**GIVEN PROBLEM:** Lines holding the string "novembre" are the ones to copy; find them all in the data.

__________

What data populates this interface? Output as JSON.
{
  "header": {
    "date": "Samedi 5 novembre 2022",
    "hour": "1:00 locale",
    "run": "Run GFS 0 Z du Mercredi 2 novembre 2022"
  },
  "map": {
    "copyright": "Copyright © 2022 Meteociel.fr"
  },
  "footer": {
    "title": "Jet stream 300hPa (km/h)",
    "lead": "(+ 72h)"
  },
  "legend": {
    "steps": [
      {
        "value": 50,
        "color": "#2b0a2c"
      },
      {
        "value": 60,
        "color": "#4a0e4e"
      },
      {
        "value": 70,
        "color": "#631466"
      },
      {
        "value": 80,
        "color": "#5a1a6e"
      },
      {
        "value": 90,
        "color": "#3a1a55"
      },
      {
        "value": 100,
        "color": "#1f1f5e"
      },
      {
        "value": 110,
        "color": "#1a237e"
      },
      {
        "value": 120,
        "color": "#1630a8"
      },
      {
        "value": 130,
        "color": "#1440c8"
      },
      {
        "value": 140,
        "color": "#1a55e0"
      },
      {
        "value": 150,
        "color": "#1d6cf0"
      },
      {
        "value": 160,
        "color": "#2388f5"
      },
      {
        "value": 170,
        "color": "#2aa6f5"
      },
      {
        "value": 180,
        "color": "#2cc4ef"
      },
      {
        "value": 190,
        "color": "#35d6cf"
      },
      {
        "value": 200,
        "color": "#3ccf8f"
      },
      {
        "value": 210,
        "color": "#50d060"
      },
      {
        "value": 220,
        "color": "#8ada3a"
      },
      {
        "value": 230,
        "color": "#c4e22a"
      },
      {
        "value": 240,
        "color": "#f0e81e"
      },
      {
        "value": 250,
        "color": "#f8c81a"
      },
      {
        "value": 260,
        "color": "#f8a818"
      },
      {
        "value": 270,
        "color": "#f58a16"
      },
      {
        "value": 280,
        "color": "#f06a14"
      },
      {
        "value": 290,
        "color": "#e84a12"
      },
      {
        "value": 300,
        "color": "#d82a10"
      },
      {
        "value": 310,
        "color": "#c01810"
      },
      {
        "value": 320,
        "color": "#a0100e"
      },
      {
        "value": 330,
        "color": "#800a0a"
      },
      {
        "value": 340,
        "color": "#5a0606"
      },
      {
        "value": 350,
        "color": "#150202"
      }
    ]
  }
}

__________

**CORRECT RESPONSE:**
    "date": "Samedi 5 novembre 2022",
    "run": "Run GFS 0 Z du Mercredi 2 novembre 2022"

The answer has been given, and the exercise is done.